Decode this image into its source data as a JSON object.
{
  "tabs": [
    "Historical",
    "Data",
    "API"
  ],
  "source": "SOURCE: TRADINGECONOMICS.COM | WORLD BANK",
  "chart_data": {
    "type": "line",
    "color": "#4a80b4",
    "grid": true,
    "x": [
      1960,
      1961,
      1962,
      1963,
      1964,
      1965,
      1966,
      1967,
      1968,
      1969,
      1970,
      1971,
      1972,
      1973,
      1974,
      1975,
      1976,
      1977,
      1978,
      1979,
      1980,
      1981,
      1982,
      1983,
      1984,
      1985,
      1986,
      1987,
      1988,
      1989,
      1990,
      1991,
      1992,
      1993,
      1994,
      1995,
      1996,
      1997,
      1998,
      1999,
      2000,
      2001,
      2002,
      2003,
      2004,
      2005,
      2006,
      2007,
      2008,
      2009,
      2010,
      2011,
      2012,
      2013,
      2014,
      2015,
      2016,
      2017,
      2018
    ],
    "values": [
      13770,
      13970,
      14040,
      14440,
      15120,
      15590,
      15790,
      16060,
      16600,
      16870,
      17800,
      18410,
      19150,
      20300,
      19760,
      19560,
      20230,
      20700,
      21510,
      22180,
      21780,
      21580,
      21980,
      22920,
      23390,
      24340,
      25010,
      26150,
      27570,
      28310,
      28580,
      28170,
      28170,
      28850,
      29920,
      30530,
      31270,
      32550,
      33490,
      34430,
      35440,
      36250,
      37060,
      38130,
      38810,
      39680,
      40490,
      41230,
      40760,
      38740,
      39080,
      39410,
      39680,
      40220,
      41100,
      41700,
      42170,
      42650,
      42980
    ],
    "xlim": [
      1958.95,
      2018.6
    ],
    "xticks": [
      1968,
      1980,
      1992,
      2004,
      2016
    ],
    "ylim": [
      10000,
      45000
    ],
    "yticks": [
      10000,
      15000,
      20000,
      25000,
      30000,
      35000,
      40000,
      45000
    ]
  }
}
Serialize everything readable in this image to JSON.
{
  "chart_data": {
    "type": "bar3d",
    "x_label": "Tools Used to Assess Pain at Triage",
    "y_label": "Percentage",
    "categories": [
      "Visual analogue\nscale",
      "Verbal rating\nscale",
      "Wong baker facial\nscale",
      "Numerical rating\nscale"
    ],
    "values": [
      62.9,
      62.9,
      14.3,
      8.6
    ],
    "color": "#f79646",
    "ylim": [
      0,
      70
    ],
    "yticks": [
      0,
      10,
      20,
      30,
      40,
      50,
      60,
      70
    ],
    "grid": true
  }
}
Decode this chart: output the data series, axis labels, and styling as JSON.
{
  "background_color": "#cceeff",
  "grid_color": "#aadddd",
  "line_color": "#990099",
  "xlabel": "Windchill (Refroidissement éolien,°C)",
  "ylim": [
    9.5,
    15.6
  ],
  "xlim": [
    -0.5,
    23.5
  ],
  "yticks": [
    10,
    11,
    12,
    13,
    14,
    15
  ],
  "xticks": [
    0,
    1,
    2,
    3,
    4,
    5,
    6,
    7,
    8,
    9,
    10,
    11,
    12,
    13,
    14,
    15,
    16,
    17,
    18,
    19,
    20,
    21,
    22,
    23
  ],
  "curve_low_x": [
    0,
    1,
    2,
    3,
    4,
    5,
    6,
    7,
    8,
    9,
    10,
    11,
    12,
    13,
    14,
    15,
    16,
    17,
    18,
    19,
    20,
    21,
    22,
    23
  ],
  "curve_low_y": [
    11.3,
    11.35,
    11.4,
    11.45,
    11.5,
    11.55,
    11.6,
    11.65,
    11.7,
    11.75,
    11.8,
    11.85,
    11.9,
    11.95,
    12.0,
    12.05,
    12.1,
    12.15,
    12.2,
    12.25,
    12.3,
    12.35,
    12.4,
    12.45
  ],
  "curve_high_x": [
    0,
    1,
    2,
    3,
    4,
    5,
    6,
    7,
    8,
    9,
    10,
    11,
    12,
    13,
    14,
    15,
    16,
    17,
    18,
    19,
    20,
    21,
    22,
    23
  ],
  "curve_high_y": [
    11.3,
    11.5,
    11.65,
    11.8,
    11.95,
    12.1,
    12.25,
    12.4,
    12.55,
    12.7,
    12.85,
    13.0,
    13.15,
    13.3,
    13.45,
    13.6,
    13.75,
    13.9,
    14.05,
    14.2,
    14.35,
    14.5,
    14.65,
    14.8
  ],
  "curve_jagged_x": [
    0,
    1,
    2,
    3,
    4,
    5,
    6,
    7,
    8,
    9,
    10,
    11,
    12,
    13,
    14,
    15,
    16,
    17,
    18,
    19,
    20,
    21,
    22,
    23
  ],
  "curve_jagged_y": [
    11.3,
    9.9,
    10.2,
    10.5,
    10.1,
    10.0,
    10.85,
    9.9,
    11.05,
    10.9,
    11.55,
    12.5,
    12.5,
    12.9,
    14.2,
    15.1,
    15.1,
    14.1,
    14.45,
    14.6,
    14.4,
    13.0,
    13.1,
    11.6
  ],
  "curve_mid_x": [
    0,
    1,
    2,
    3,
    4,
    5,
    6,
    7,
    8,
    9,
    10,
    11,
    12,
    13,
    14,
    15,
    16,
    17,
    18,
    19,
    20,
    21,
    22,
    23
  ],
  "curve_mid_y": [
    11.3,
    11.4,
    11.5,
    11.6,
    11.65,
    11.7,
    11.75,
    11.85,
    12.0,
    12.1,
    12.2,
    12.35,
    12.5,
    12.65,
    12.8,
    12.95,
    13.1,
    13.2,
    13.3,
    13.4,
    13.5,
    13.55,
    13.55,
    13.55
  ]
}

****************

Task:
Write out every line of the data that holds the word "image".

Solution for this exercise:
Decode this image into its source data as a JSON object.
Serialize everything readable in this image to JSON.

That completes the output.